GIVEN TASK: Copy out each line that includes the word "земельного".

GIVEN DATA:
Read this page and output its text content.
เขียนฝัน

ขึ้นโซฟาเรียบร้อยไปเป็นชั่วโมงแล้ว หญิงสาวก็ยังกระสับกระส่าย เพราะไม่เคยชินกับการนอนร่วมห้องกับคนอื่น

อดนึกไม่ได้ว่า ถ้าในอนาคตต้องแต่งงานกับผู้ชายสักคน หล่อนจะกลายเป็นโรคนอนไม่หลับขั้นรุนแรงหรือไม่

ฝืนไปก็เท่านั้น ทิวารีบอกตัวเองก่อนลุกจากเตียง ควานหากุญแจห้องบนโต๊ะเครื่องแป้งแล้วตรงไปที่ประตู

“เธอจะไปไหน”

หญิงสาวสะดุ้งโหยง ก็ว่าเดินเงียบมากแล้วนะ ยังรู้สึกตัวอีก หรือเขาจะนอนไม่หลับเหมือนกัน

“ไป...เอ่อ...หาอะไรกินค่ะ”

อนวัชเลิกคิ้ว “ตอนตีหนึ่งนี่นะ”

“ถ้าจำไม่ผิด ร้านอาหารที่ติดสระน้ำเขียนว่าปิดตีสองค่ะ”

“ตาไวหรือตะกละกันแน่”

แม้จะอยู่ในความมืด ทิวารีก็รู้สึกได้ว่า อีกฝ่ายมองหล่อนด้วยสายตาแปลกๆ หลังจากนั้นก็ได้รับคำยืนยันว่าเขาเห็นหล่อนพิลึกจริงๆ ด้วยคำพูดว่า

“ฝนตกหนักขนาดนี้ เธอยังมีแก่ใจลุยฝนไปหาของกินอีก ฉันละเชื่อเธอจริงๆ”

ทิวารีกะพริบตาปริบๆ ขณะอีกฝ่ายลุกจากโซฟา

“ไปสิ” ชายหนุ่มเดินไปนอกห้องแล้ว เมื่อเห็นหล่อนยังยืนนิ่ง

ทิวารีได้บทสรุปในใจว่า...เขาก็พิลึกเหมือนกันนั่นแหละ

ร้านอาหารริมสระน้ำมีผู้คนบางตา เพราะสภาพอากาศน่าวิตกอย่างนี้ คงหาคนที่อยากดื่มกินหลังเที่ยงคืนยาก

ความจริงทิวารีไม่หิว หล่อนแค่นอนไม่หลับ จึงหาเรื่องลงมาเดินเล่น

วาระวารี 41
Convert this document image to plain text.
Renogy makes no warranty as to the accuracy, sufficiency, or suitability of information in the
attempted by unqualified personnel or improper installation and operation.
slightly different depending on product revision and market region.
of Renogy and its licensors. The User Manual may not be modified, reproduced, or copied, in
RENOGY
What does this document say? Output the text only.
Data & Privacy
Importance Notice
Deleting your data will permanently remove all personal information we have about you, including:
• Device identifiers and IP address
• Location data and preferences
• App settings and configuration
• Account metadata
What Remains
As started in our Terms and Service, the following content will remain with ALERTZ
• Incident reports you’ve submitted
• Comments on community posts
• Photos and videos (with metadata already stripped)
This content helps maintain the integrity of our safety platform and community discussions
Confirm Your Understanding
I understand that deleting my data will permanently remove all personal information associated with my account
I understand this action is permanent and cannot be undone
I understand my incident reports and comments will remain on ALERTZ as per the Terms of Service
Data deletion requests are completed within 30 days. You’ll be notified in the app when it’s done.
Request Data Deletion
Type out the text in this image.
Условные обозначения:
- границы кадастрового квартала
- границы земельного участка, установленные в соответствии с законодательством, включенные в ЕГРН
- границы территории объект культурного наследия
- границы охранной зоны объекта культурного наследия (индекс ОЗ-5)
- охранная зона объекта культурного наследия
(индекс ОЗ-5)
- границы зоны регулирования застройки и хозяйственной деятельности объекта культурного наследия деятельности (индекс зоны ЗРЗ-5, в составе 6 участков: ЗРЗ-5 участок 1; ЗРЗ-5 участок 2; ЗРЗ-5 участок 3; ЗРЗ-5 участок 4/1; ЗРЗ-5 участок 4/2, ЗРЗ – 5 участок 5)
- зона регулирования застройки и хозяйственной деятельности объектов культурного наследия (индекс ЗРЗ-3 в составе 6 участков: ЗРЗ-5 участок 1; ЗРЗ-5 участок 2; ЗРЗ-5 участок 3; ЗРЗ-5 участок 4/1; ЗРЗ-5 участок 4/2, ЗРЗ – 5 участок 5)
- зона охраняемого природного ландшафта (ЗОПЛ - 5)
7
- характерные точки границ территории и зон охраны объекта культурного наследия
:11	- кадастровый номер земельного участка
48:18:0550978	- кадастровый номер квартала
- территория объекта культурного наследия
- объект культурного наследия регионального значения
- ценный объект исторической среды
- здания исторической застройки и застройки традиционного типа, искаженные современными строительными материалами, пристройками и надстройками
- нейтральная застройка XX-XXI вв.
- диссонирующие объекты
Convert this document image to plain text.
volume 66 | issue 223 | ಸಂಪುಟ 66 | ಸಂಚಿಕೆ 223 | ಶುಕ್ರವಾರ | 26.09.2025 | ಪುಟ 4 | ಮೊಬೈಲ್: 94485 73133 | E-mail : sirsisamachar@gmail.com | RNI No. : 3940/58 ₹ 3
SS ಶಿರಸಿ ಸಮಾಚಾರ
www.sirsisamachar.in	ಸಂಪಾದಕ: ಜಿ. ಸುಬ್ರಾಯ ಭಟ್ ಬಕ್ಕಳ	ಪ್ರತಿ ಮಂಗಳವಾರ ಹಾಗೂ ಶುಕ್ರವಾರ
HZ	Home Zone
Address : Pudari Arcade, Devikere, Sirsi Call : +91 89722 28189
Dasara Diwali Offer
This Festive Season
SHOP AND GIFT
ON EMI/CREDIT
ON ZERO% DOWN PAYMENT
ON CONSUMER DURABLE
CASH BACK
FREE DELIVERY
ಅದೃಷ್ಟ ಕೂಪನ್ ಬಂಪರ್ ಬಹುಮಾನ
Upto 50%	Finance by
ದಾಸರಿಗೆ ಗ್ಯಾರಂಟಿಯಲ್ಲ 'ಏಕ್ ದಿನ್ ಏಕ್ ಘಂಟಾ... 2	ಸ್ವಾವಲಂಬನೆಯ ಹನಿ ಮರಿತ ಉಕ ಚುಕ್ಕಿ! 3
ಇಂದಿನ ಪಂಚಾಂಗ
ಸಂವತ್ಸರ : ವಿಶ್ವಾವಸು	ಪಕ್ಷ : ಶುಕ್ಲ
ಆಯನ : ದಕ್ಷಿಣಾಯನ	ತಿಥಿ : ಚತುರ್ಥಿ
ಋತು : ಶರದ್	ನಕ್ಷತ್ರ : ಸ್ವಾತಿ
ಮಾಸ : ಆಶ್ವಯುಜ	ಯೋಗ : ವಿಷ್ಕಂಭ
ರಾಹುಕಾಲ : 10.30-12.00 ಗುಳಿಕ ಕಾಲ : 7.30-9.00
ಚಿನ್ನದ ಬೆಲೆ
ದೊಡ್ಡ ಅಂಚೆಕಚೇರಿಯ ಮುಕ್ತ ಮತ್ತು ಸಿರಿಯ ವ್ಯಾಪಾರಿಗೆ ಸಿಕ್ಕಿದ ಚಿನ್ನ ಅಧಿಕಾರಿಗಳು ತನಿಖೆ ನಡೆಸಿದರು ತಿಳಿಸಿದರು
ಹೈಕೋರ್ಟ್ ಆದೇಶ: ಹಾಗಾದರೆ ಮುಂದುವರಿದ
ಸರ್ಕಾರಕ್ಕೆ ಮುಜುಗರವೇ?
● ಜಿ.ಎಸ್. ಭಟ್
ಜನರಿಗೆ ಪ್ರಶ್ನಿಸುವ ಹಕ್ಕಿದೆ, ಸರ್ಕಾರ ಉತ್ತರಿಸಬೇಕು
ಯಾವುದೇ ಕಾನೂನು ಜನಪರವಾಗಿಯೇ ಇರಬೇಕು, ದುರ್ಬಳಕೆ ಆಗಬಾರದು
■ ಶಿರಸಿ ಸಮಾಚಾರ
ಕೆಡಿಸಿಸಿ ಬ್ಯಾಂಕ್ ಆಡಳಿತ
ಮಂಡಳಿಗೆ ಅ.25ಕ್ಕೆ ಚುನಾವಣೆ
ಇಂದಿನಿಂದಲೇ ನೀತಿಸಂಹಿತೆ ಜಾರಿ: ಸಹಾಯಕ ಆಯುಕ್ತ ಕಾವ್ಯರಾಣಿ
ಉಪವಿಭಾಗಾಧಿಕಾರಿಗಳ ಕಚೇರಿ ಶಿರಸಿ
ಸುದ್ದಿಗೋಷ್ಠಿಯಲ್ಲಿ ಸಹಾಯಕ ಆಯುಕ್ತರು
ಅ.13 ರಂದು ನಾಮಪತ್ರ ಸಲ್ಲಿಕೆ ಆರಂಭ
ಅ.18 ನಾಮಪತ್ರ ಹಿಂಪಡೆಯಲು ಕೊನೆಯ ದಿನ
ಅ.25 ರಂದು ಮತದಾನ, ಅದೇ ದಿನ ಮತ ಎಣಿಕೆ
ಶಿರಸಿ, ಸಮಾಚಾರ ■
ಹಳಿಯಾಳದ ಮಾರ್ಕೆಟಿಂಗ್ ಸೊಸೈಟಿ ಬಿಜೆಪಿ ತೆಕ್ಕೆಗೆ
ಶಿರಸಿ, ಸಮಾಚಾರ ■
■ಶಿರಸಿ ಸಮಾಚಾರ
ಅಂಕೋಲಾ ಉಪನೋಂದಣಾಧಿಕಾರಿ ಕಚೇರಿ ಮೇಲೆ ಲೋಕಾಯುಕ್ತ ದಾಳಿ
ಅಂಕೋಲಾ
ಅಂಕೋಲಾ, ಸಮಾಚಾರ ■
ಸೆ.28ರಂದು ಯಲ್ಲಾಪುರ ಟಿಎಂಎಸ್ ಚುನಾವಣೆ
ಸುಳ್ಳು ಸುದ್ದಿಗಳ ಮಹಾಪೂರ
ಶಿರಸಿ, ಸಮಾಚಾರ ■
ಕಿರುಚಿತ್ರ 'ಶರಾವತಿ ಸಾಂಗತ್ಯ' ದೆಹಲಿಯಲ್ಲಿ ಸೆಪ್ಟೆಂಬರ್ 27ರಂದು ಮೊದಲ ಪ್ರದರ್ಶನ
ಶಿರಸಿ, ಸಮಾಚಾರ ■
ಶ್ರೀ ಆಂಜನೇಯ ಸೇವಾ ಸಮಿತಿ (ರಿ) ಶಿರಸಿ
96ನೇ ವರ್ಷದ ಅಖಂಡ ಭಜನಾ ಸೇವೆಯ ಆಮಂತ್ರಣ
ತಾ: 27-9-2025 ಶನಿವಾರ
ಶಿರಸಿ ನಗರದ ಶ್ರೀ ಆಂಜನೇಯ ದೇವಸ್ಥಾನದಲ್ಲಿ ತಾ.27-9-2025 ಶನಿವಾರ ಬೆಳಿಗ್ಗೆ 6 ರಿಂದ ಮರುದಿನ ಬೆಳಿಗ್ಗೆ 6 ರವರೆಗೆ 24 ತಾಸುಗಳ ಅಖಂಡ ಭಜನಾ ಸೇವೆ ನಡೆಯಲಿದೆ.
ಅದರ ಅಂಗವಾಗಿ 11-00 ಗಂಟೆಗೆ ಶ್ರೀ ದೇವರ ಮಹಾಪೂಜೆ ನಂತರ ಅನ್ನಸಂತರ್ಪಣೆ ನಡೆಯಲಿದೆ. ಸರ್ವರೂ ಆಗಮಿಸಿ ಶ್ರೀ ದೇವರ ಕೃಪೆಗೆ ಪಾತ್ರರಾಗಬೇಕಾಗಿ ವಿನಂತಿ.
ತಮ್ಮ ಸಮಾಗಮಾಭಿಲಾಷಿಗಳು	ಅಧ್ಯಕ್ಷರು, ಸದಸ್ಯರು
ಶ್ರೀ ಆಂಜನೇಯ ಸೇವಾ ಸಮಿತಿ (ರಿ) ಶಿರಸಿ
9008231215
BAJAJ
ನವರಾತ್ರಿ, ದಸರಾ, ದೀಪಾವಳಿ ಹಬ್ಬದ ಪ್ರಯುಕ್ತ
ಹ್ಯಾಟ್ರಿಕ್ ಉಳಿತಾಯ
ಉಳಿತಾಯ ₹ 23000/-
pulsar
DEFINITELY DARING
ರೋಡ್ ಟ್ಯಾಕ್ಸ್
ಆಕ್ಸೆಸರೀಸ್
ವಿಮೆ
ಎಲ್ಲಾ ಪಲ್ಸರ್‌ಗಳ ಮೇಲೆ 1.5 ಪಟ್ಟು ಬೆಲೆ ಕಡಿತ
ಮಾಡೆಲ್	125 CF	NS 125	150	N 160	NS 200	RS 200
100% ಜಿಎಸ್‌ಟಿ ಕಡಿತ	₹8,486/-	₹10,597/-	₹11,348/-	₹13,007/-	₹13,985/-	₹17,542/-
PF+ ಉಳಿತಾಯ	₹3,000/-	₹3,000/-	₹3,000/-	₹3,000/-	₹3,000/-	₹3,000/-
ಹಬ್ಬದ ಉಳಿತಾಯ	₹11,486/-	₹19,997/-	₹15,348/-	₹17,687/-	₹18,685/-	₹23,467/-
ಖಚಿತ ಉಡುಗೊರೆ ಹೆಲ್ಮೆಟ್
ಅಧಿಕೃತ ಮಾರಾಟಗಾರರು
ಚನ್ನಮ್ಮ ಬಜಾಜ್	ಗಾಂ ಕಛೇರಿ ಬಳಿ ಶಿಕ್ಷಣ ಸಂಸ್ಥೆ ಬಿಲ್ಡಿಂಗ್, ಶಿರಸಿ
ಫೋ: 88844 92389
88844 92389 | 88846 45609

EXPECTED ANSWER:
- границы земельного участка, установленные в соответствии с законодательством, включенные в ЕГРН
:11	- кадастровый номер земельного участка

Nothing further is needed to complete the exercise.